[Dataset items]
+++

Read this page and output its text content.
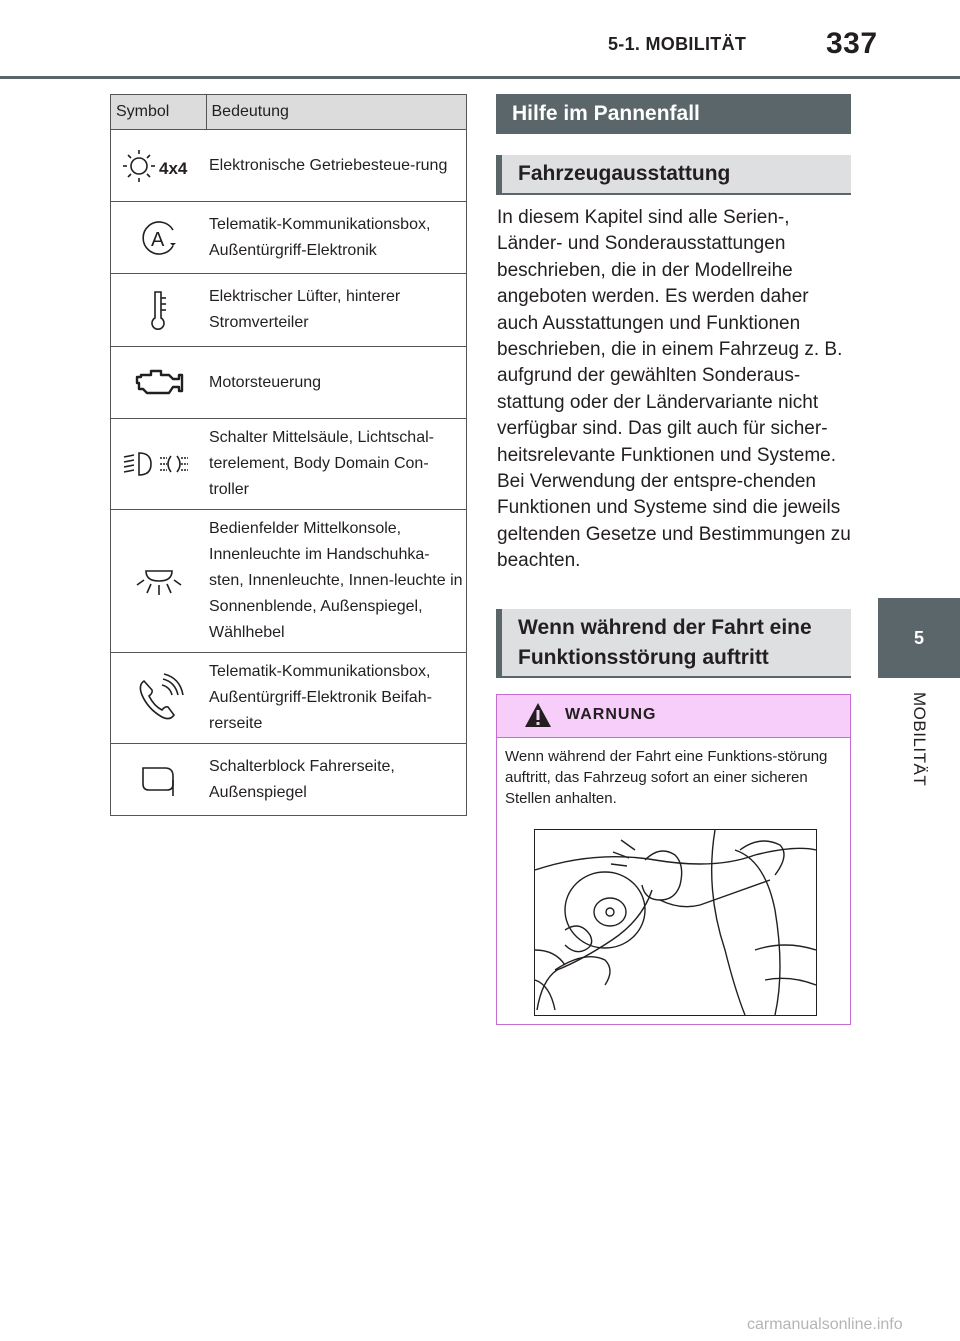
5-1. MOBILITÄT	337
5
MOBILITÄT
Symbol	Bedeutung

4x4	Elektronische Getriebesteue-rung

A	Telematik-Kommunikationsbox, Außentürgriff-Elektronik
	Elektrischer Lüfter, hinterer Stromverteiler
	Motorsteuerung
	Schalter Mittelsäule, Lichtschal-terelement, Body Domain Con-troller
	Bedienfelder Mittelkonsole, Innenleuchte im Handschuhka-sten, Innenleuchte, Innen-leuchte in Sonnenblende, Außenspiegel, Wählhebel
	Telematik-Kommunikationsbox, Außentürgriff-Elektronik Beifah-rerseite
	Schalterblock Fahrerseite, Außenspiegel
Hilfe im Pannenfall
Fahrzeugausstattung
In diesem Kapitel sind alle Serien-, Länder- und Sonderausstattungen beschrieben, die in der Modellreihe angeboten werden. Es werden daher auch Ausstattungen und Funktionen beschrieben, die in einem Fahrzeug z. B. aufgrund der gewählten Sonderaus-stattung oder der Ländervariante nicht verfügbar sind. Das gilt auch für sicher-heitsrelevante Funktionen und Systeme. Bei Verwendung der entspre-chenden Funktionen und Systeme sind die jeweils geltenden Gesetze und Bestimmungen zu beachten.
Wenn während der Fahrt eine
Funktionsstörung auftritt
WARNUNG
Wenn während der Fahrt eine Funktions-störung auftritt, das Fahrzeug sofort an einer sicheren Stellen anhalten.
carmanualsonline.info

+++

Set problem: Search the entries for "Außentürgriff" and copy out each line that has it.

Exercise solution:
A	Telematik-Kommunikationsbox, Außentürgriff-Elektronik
	Telematik-Kommunikationsbox, Außentürgriff-Elektronik Beifah-rerseite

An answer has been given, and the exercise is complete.